| Goal |
Print the data exactly, leaving nothing out.

| Available records |
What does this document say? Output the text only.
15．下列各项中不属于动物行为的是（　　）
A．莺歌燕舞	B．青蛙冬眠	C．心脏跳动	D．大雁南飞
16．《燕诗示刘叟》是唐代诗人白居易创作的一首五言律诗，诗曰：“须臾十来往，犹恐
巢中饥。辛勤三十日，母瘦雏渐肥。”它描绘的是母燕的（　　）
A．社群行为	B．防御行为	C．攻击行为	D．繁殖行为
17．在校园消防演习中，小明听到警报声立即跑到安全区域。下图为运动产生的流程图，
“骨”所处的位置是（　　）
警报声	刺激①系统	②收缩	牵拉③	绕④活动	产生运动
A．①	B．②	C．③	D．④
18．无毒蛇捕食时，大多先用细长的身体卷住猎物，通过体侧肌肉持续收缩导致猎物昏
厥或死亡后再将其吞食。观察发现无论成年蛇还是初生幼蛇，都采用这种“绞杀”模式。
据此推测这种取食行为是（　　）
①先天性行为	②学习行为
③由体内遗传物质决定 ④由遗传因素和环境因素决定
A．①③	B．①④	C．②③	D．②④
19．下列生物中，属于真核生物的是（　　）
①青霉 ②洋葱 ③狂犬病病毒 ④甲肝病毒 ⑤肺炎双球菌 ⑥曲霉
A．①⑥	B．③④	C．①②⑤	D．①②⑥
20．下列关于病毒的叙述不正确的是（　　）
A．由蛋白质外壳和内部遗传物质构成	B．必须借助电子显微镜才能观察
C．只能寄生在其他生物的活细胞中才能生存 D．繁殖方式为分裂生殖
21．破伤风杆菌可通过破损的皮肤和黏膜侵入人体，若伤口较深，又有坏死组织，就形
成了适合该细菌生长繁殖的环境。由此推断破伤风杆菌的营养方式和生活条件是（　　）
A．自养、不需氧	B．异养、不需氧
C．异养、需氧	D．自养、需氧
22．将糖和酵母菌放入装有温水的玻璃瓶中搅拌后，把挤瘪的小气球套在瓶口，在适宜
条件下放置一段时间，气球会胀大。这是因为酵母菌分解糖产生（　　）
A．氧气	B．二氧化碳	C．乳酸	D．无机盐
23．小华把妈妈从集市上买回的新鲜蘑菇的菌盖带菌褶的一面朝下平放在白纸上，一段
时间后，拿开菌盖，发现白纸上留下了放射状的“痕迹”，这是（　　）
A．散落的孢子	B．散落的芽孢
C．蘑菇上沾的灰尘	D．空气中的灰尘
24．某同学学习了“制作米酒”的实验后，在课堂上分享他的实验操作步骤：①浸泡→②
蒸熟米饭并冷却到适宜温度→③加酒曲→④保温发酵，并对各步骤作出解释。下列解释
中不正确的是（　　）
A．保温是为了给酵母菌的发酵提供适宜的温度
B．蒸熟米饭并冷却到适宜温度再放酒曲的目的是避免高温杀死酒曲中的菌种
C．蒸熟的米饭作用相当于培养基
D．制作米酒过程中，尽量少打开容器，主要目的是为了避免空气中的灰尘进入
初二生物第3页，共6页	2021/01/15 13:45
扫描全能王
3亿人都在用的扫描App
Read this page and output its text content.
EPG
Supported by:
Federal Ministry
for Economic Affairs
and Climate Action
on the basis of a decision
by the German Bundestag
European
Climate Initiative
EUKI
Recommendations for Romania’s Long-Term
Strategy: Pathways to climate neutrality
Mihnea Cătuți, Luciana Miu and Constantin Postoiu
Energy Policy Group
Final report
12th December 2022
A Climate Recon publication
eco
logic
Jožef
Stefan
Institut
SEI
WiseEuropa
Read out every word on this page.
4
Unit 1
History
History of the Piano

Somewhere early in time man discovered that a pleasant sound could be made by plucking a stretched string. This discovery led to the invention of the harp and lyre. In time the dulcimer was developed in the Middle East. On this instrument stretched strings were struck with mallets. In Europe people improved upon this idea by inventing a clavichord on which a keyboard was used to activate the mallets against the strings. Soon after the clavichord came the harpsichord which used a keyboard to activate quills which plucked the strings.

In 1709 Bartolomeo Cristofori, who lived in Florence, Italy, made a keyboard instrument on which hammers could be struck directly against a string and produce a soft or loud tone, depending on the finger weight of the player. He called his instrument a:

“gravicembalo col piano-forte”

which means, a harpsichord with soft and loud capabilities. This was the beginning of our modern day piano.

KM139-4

| Worked answer |
What does this document say? Output the text only.
15．下列各项中不属于动物行为的是（　　）
A．莺歌燕舞	B．青蛙冬眠	C．心脏跳动	D．大雁南飞
16．《燕诗示刘叟》是唐代诗人白居易创作的一首五言律诗，诗曰：“须臾十来往，犹恐
巢中饥。辛勤三十日，母瘦雏渐肥。”它描绘的是母燕的（　　）
A．社群行为	B．防御行为	C．攻击行为	D．繁殖行为
17．在校园消防演习中，小明听到警报声立即跑到安全区域。下图为运动产生的流程图，
“骨”所处的位置是（　　）
警报声	刺激①系统	②收缩	牵拉③	绕④活动	产生运动
A．①	B．②	C．③	D．④
18．无毒蛇捕食时，大多先用细长的身体卷住猎物，通过体侧肌肉持续收缩导致猎物昏
厥或死亡后再将其吞食。观察发现无论成年蛇还是初生幼蛇，都采用这种“绞杀”模式。
据此推测这种取食行为是（　　）
①先天性行为	②学习行为
③由体内遗传物质决定 ④由遗传因素和环境因素决定
A．①③	B．①④	C．②③	D．②④
19．下列生物中，属于真核生物的是（　　）
①青霉 ②洋葱 ③狂犬病病毒 ④甲肝病毒 ⑤肺炎双球菌 ⑥曲霉
A．①⑥	B．③④	C．①②⑤	D．①②⑥
20．下列关于病毒的叙述不正确的是（　　）
A．由蛋白质外壳和内部遗传物质构成	B．必须借助电子显微镜才能观察
C．只能寄生在其他生物的活细胞中才能生存 D．繁殖方式为分裂生殖
21．破伤风杆菌可通过破损的皮肤和黏膜侵入人体，若伤口较深，又有坏死组织，就形
成了适合该细菌生长繁殖的环境。由此推断破伤风杆菌的营养方式和生活条件是（　　）
A．自养、不需氧	B．异养、不需氧
C．异养、需氧	D．自养、需氧
22．将糖和酵母菌放入装有温水的玻璃瓶中搅拌后，把挤瘪的小气球套在瓶口，在适宜
条件下放置一段时间，气球会胀大。这是因为酵母菌分解糖产生（　　）
A．氧气	B．二氧化碳	C．乳酸	D．无机盐
23．小华把妈妈从集市上买回的新鲜蘑菇的菌盖带菌褶的一面朝下平放在白纸上，一段
时间后，拿开菌盖，发现白纸上留下了放射状的“痕迹”，这是（　　）
A．散落的孢子	B．散落的芽孢
C．蘑菇上沾的灰尘	D．空气中的灰尘
24．某同学学习了“制作米酒”的实验后，在课堂上分享他的实验操作步骤：①浸泡→②
蒸熟米饭并冷却到适宜温度→③加酒曲→④保温发酵，并对各步骤作出解释。下列解释
中不正确的是（　　）
A．保温是为了给酵母菌的发酵提供适宜的温度
B．蒸熟米饭并冷却到适宜温度再放酒曲的目的是避免高温杀死酒曲中的菌种
C．蒸熟的米饭作用相当于培养基
D．制作米酒过程中，尽量少打开容器，主要目的是为了避免空气中的灰尘进入
初二生物第3页，共6页	2021/01/15 13:45
扫描全能王
3亿人都在用的扫描App
Read this page and output its text content.
EPG
Supported by:
Federal Ministry
for Economic Affairs
and Climate Action
on the basis of a decision
by the German Bundestag
European
Climate Initiative
EUKI
Recommendations for Romania’s Long-Term
Strategy: Pathways to climate neutrality
Mihnea Cătuți, Luciana Miu and Constantin Postoiu
Energy Policy Group
Final report
12th December 2022
A Climate Recon publication
eco
logic
Jožef
Stefan
Institut
SEI
WiseEuropa
Read out every word on this page.
4
Unit 1
History
History of the Piano

Somewhere early in time man discovered that a pleasant sound could be made by plucking a stretched string. This discovery led to the invention of the harp and lyre. In time the dulcimer was developed in the Middle East. On this instrument stretched strings were struck with mallets. In Europe people improved upon this idea by inventing a clavichord on which a keyboard was used to activate the mallets against the strings. Soon after the clavichord came the harpsichord which used a keyboard to activate quills which plucked the strings.

In 1709 Bartolomeo Cristofori, who lived in Florence, Italy, made a keyboard instrument on which hammers could be struck directly against a string and produce a soft or loud tone, depending on the finger weight of the player. He called his instrument a:

“gravicembalo col piano-forte”

which means, a harpsichord with soft and loud capabilities. This was the beginning of our modern day piano.

KM139-4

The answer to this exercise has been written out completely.